--- Begin ---

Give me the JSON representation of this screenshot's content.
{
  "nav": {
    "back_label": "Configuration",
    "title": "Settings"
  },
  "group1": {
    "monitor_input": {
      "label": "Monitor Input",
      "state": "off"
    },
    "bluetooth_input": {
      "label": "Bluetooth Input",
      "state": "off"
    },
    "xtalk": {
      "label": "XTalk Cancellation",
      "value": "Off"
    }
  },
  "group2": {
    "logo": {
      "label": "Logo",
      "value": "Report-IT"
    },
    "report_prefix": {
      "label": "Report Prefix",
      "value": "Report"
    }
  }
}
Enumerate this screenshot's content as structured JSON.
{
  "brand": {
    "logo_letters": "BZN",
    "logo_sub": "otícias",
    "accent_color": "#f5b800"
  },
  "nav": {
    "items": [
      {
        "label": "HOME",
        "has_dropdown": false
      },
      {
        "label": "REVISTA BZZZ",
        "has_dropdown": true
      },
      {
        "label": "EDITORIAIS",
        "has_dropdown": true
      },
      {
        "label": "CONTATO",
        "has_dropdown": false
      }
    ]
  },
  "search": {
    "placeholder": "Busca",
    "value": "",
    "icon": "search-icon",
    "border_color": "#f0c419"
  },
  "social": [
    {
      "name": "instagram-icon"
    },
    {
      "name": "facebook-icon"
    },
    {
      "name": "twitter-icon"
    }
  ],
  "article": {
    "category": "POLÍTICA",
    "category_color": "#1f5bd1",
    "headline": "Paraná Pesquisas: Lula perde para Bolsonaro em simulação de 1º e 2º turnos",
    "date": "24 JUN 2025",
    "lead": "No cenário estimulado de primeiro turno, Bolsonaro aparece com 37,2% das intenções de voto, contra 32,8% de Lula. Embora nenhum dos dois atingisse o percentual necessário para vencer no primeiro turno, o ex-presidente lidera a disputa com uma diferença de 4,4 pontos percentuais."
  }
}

--- End ---

* [Problem requirements]: Your task is to print the whole listing again exactly.

* [Response]:
Give me the JSON representation of this screenshot's content.
{
  "nav": {
    "back_label": "Configuration",
    "title": "Settings"
  },
  "group1": {
    "monitor_input": {
      "label": "Monitor Input",
      "state": "off"
    },
    "bluetooth_input": {
      "label": "Bluetooth Input",
      "state": "off"
    },
    "xtalk": {
      "label": "XTalk Cancellation",
      "value": "Off"
    }
  },
  "group2": {
    "logo": {
      "label": "Logo",
      "value": "Report-IT"
    },
    "report_prefix": {
      "label": "Report Prefix",
      "value": "Report"
    }
  }
}
Enumerate this screenshot's content as structured JSON.
{
  "brand": {
    "logo_letters": "BZN",
    "logo_sub": "otícias",
    "accent_color": "#f5b800"
  },
  "nav": {
    "items": [
      {
        "label": "HOME",
        "has_dropdown": false
      },
      {
        "label": "REVISTA BZZZ",
        "has_dropdown": true
      },
      {
        "label": "EDITORIAIS",
        "has_dropdown": true
      },
      {
        "label": "CONTATO",
        "has_dropdown": false
      }
    ]
  },
  "search": {
    "placeholder": "Busca",
    "value": "",
    "icon": "search-icon",
    "border_color": "#f0c419"
  },
  "social": [
    {
      "name": "instagram-icon"
    },
    {
      "name": "facebook-icon"
    },
    {
      "name": "twitter-icon"
    }
  ],
  "article": {
    "category": "POLÍTICA",
    "category_color": "#1f5bd1",
    "headline": "Paraná Pesquisas: Lula perde para Bolsonaro em simulação de 1º e 2º turnos",
    "date": "24 JUN 2025",
    "lead": "No cenário estimulado de primeiro turno, Bolsonaro aparece com 37,2% das intenções de voto, contra 32,8% de Lula. Embora nenhum dos dois atingisse o percentual necessário para vencer no primeiro turno, o ex-presidente lidera a disputa com uma diferença de 4,4 pontos percentuais."
  }
}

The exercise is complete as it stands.